Without the pictures, copy all the entries below exactly.

Entries with figure data
====================

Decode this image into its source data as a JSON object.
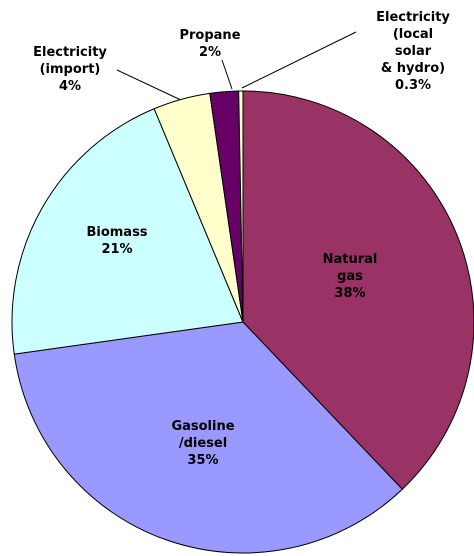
{
  "chart_data": {
    "type": "pie",
    "categories": [
      "Natural\ngas",
      "Gasoline\n/diesel",
      "Biomass",
      "Electricity\n(import)",
      "Propane",
      "Electricity\n(local solar\n& hydro)"
    ],
    "values": [
      38,
      35,
      21,
      4,
      2,
      0.3
    ],
    "value_labels": [
      "38%",
      "35%",
      "21%",
      "4%",
      "2%",
      "0.3%"
    ],
    "colors": [
      "#993366",
      "#9999ff",
      "#ccffff",
      "#ffffcc",
      "#660066",
      "#ffffcc"
    ]
  }
}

====================

The reply =>
Decode this image into its source data as a JSON object.
{
  "chart_data": {
    "type": "pie",
    "categories": [
      "Natural\ngas",
      "Gasoline\n/diesel",
      "Biomass",
      "Electricity\n(import)",
      "Propane",
      "Electricity\n(local solar\n& hydro)"
    ],
    "values": [
      38,
      35,
      21,
      4,
      2,
      0.3
    ],
    "value_labels": [
      "38%",
      "35%",
      "21%",
      "4%",
      "2%",
      "0.3%"
    ],
    "colors": [
      "#993366",
      "#9999ff",
      "#ccffff",
      "#ffffcc",
      "#660066",
      "#ffffcc"
    ]
  }
}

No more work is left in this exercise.